*** Extracted data Section Begins ***
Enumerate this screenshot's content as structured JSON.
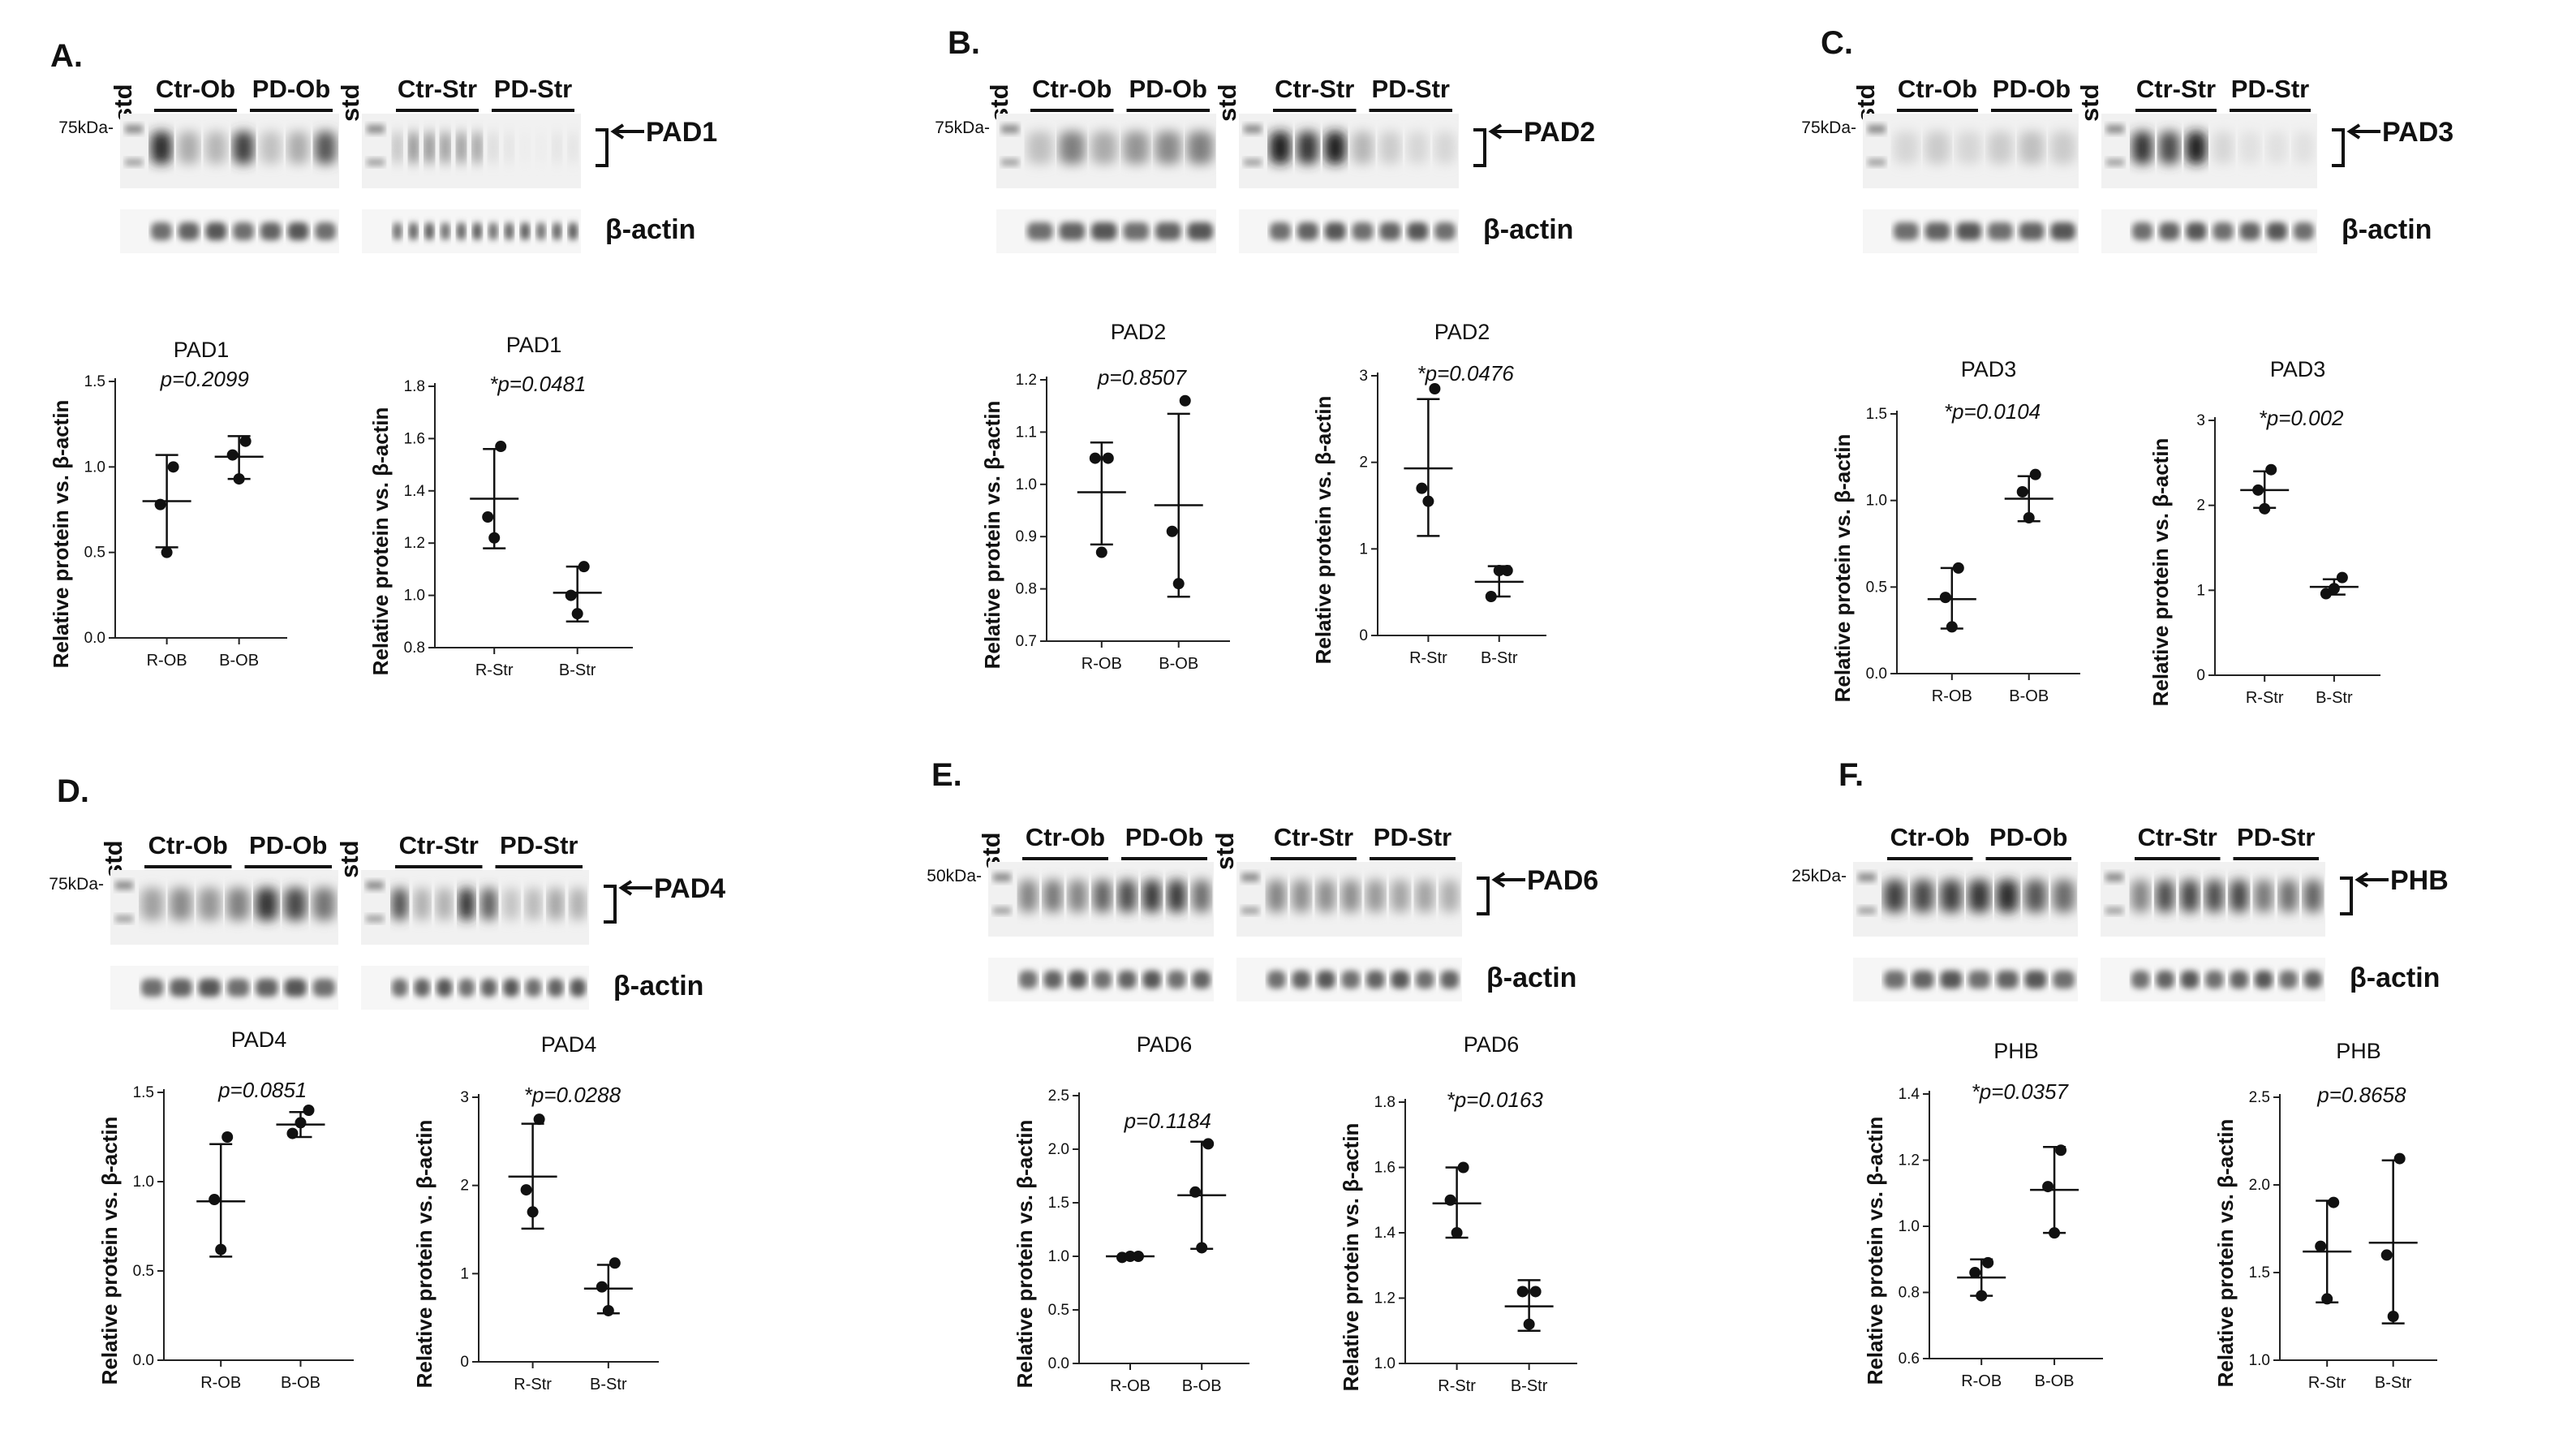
{
  "panels": [
    {
      "label": "A.",
      "protein": "PAD1",
      "mw": "75kDa-",
      "loading": "β-actin",
      "std": "std",
      "groups": [
        "Ctr-Ob",
        "PD-Ob",
        "Ctr-Str",
        "PD-Str"
      ],
      "lane_patterns": [
        [
          0.9,
          0.3,
          0.25,
          0.8,
          0.2,
          0.3,
          0.7
        ],
        [
          0.25,
          0.55,
          0.55,
          0.5,
          0.5,
          0.45,
          0.1,
          0.05,
          0.0,
          0.0,
          0.05,
          0.05
        ]
      ],
      "charts": [
        {
          "title": "PAD1",
          "pvalue": "p=0.2099",
          "ylabel": "Relative protein vs. β-actin",
          "type": "scatter",
          "categories": [
            "R-OB",
            "B-OB"
          ],
          "ylim": [
            0.0,
            1.5
          ],
          "yticks": [
            0.0,
            0.5,
            1.0,
            1.5
          ],
          "ytick_labels": [
            "0.0",
            "0.5",
            "1.0",
            "1.5"
          ],
          "points": [
            [
              0.5,
              0.78,
              1.0
            ],
            [
              0.93,
              1.07,
              1.15
            ]
          ],
          "mean": [
            0.8,
            1.06
          ],
          "err_low": [
            0.53,
            0.93
          ],
          "err_high": [
            1.07,
            1.18
          ]
        },
        {
          "title": "PAD1",
          "pvalue": "*p=0.0481",
          "ylabel": "Relative protein vs. β-actin",
          "type": "scatter",
          "categories": [
            "R-Str",
            "B-Str"
          ],
          "ylim": [
            0.8,
            1.8
          ],
          "yticks": [
            0.8,
            1.0,
            1.2,
            1.4,
            1.6,
            1.8
          ],
          "ytick_labels": [
            "0.8",
            "1.0",
            "1.2",
            "1.4",
            "1.6",
            "1.8"
          ],
          "points": [
            [
              1.22,
              1.3,
              1.57
            ],
            [
              0.93,
              1.0,
              1.11
            ]
          ],
          "mean": [
            1.37,
            1.01
          ],
          "err_low": [
            1.18,
            0.9
          ],
          "err_high": [
            1.56,
            1.11
          ]
        }
      ]
    },
    {
      "label": "B.",
      "protein": "PAD2",
      "mw": "75kDa-",
      "loading": "β-actin",
      "std": "std",
      "groups": [
        "Ctr-Ob",
        "PD-Ob",
        "Ctr-Str",
        "PD-Str"
      ],
      "lane_patterns": [
        [
          0.2,
          0.5,
          0.3,
          0.4,
          0.45,
          0.5
        ],
        [
          0.95,
          0.85,
          0.95,
          0.25,
          0.15,
          0.1,
          0.1
        ]
      ],
      "charts": [
        {
          "title": "PAD2",
          "pvalue": "p=0.8507",
          "ylabel": "Relative protein vs. β-actin",
          "type": "scatter",
          "categories": [
            "R-OB",
            "B-OB"
          ],
          "ylim": [
            0.7,
            1.2
          ],
          "yticks": [
            0.7,
            0.8,
            0.9,
            1.0,
            1.1,
            1.2
          ],
          "ytick_labels": [
            "0.7",
            "0.8",
            "0.9",
            "1.0",
            "1.1",
            "1.2"
          ],
          "points": [
            [
              0.87,
              1.05,
              1.05
            ],
            [
              0.81,
              0.91,
              1.16
            ]
          ],
          "mean": [
            0.985,
            0.96
          ],
          "err_low": [
            0.885,
            0.785
          ],
          "err_high": [
            1.08,
            1.135
          ]
        },
        {
          "title": "PAD2",
          "pvalue": "*p=0.0476",
          "ylabel": "Relative protein vs. β-actin",
          "type": "scatter",
          "categories": [
            "R-Str",
            "B-Str"
          ],
          "ylim": [
            0,
            3
          ],
          "yticks": [
            0,
            1,
            2,
            3
          ],
          "ytick_labels": [
            "0",
            "1",
            "2",
            "3"
          ],
          "points": [
            [
              1.55,
              1.7,
              2.85
            ],
            [
              0.45,
              0.75,
              0.75
            ]
          ],
          "mean": [
            1.93,
            0.62
          ],
          "err_low": [
            1.15,
            0.45
          ],
          "err_high": [
            2.73,
            0.8
          ]
        }
      ]
    },
    {
      "label": "C.",
      "protein": "PAD3",
      "mw": "75kDa-",
      "loading": "β-actin",
      "std": "std",
      "groups": [
        "Ctr-Ob",
        "PD-Ob",
        "Ctr-Str",
        "PD-Str"
      ],
      "lane_patterns": [
        [
          0.1,
          0.15,
          0.1,
          0.15,
          0.2,
          0.15
        ],
        [
          0.85,
          0.75,
          0.95,
          0.1,
          0.05,
          0.05,
          0.05
        ]
      ],
      "charts": [
        {
          "title": "PAD3",
          "pvalue": "*p=0.0104",
          "ylabel": "Relative protein vs. β-actin",
          "type": "scatter",
          "categories": [
            "R-OB",
            "B-OB"
          ],
          "ylim": [
            0.0,
            1.5
          ],
          "yticks": [
            0.0,
            0.5,
            1.0,
            1.5
          ],
          "ytick_labels": [
            "0.0",
            "0.5",
            "1.0",
            "1.5"
          ],
          "points": [
            [
              0.27,
              0.44,
              0.61
            ],
            [
              0.9,
              1.05,
              1.15
            ]
          ],
          "mean": [
            0.43,
            1.01
          ],
          "err_low": [
            0.26,
            0.88
          ],
          "err_high": [
            0.61,
            1.14
          ]
        },
        {
          "title": "PAD3",
          "pvalue": "*p=0.002",
          "ylabel": "Relative protein vs. β-actin",
          "type": "scatter",
          "categories": [
            "R-Str",
            "B-Str"
          ],
          "ylim": [
            0,
            3
          ],
          "yticks": [
            0,
            1,
            2,
            3
          ],
          "ytick_labels": [
            "0",
            "1",
            "2",
            "3"
          ],
          "points": [
            [
              1.96,
              2.18,
              2.42
            ],
            [
              0.96,
              1.02,
              1.15
            ]
          ],
          "mean": [
            2.18,
            1.04
          ],
          "err_low": [
            1.97,
            0.95
          ],
          "err_high": [
            2.4,
            1.13
          ]
        }
      ]
    },
    {
      "label": "D.",
      "protein": "PAD4",
      "mw": "75kDa-",
      "loading": "β-actin",
      "std": "std",
      "groups": [
        "Ctr-Ob",
        "PD-Ob",
        "Ctr-Str",
        "PD-Str"
      ],
      "lane_patterns": [
        [
          0.35,
          0.45,
          0.4,
          0.5,
          0.85,
          0.75,
          0.55
        ],
        [
          0.75,
          0.3,
          0.3,
          0.9,
          0.7,
          0.2,
          0.25,
          0.35,
          0.3
        ]
      ],
      "charts": [
        {
          "title": "PAD4",
          "pvalue": "p=0.0851",
          "ylabel": "Relative protein vs. β-actin",
          "type": "scatter",
          "categories": [
            "R-OB",
            "B-OB"
          ],
          "ylim": [
            0.0,
            1.5
          ],
          "yticks": [
            0.0,
            0.5,
            1.0,
            1.5
          ],
          "ytick_labels": [
            "0.0",
            "0.5",
            "1.0",
            "1.5"
          ],
          "points": [
            [
              0.62,
              0.9,
              1.25
            ],
            [
              1.27,
              1.33,
              1.4
            ]
          ],
          "mean": [
            0.89,
            1.32
          ],
          "err_low": [
            0.58,
            1.25
          ],
          "err_high": [
            1.21,
            1.39
          ]
        },
        {
          "title": "PAD4",
          "pvalue": "*p=0.0288",
          "ylabel": "Relative protein vs. β-actin",
          "type": "scatter",
          "categories": [
            "R-Str",
            "B-Str"
          ],
          "ylim": [
            0,
            3
          ],
          "yticks": [
            0,
            1,
            2,
            3
          ],
          "ytick_labels": [
            "0",
            "1",
            "2",
            "3"
          ],
          "points": [
            [
              1.7,
              1.95,
              2.75
            ],
            [
              0.58,
              0.85,
              1.12
            ]
          ],
          "mean": [
            2.1,
            0.83
          ],
          "err_low": [
            1.51,
            0.55
          ],
          "err_high": [
            2.7,
            1.1
          ]
        }
      ]
    },
    {
      "label": "E.",
      "protein": "PAD6",
      "mw": "50kDa-",
      "loading": "β-actin",
      "std": "std",
      "groups": [
        "Ctr-Ob",
        "PD-Ob",
        "Ctr-Str",
        "PD-Str"
      ],
      "lane_patterns": [
        [
          0.5,
          0.55,
          0.5,
          0.65,
          0.75,
          0.85,
          0.85,
          0.6
        ],
        [
          0.5,
          0.45,
          0.45,
          0.45,
          0.4,
          0.35,
          0.35,
          0.3
        ]
      ],
      "charts": [
        {
          "title": "PAD6",
          "pvalue": "p=0.1184",
          "ylabel": "Relative protein vs. β-actin",
          "type": "scatter",
          "categories": [
            "R-OB",
            "B-OB"
          ],
          "ylim": [
            0.0,
            2.5
          ],
          "yticks": [
            0.0,
            0.5,
            1.0,
            1.5,
            2.0,
            2.5
          ],
          "ytick_labels": [
            "0.0",
            "0.5",
            "1.0",
            "1.5",
            "2.0",
            "2.5"
          ],
          "points": [
            [
              0.99,
              1.0,
              1.0
            ],
            [
              1.08,
              1.6,
              2.05
            ]
          ],
          "mean": [
            1.0,
            1.57
          ],
          "err_low": [
            0.98,
            1.07
          ],
          "err_high": [
            1.02,
            2.07
          ]
        },
        {
          "title": "PAD6",
          "pvalue": "*p=0.0163",
          "ylabel": "Relative protein vs. β-actin",
          "type": "scatter",
          "categories": [
            "R-Str",
            "B-Str"
          ],
          "ylim": [
            1.0,
            1.8
          ],
          "yticks": [
            1.0,
            1.2,
            1.4,
            1.6,
            1.8
          ],
          "ytick_labels": [
            "1.0",
            "1.2",
            "1.4",
            "1.6",
            "1.8"
          ],
          "points": [
            [
              1.4,
              1.5,
              1.6
            ],
            [
              1.12,
              1.22,
              1.22
            ]
          ],
          "mean": [
            1.49,
            1.175
          ],
          "err_low": [
            1.385,
            1.1
          ],
          "err_high": [
            1.6,
            1.255
          ]
        }
      ]
    },
    {
      "label": "F.",
      "protein": "PHB",
      "mw": "25kDa-",
      "loading": "β-actin",
      "std": "",
      "groups": [
        "Ctr-Ob",
        "PD-Ob",
        "Ctr-Str",
        "PD-Str"
      ],
      "lane_patterns": [
        [
          0.8,
          0.75,
          0.8,
          0.85,
          0.9,
          0.7,
          0.6
        ],
        [
          0.5,
          0.75,
          0.8,
          0.75,
          0.8,
          0.55,
          0.6,
          0.65
        ]
      ],
      "charts": [
        {
          "title": "PHB",
          "pvalue": "*p=0.0357",
          "ylabel": "Relative protein vs. β-actin",
          "type": "scatter",
          "categories": [
            "R-OB",
            "B-OB"
          ],
          "ylim": [
            0.6,
            1.4
          ],
          "yticks": [
            0.6,
            0.8,
            1.0,
            1.2,
            1.4
          ],
          "ytick_labels": [
            "0.6",
            "0.8",
            "1.0",
            "1.2",
            "1.4"
          ],
          "points": [
            [
              0.79,
              0.86,
              0.89
            ],
            [
              0.98,
              1.12,
              1.23
            ]
          ],
          "mean": [
            0.845,
            1.11
          ],
          "err_low": [
            0.79,
            0.98
          ],
          "err_high": [
            0.9,
            1.24
          ]
        },
        {
          "title": "PHB",
          "pvalue": "p=0.8658",
          "ylabel": "Relative protein vs. β-actin",
          "type": "scatter",
          "categories": [
            "R-Str",
            "B-Str"
          ],
          "ylim": [
            1.0,
            2.5
          ],
          "yticks": [
            1.0,
            1.5,
            2.0,
            2.5
          ],
          "ytick_labels": [
            "1.0",
            "1.5",
            "2.0",
            "2.5"
          ],
          "points": [
            [
              1.35,
              1.65,
              1.9
            ],
            [
              1.25,
              1.6,
              2.15
            ]
          ],
          "mean": [
            1.62,
            1.67
          ],
          "err_low": [
            1.33,
            1.21
          ],
          "err_high": [
            1.91,
            2.14
          ]
        }
      ]
    }
  ]
}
*** Extracted data Section Ends ***
About this task » Copy all lines of the preceding data that hold the word "pvalue".

Answer section »
          "pvalue": "p=0.2099",
          "pvalue": "*p=0.0481",
          "pvalue": "p=0.8507",
          "pvalue": "*p=0.0476",
          "pvalue": "*p=0.0104",
          "pvalue": "*p=0.002",
          "pvalue": "p=0.0851",
          "pvalue": "*p=0.0288",
          "pvalue": "p=0.1184",
          "pvalue": "*p=0.0163",
          "pvalue": "*p=0.0357",
          "pvalue": "p=0.8658",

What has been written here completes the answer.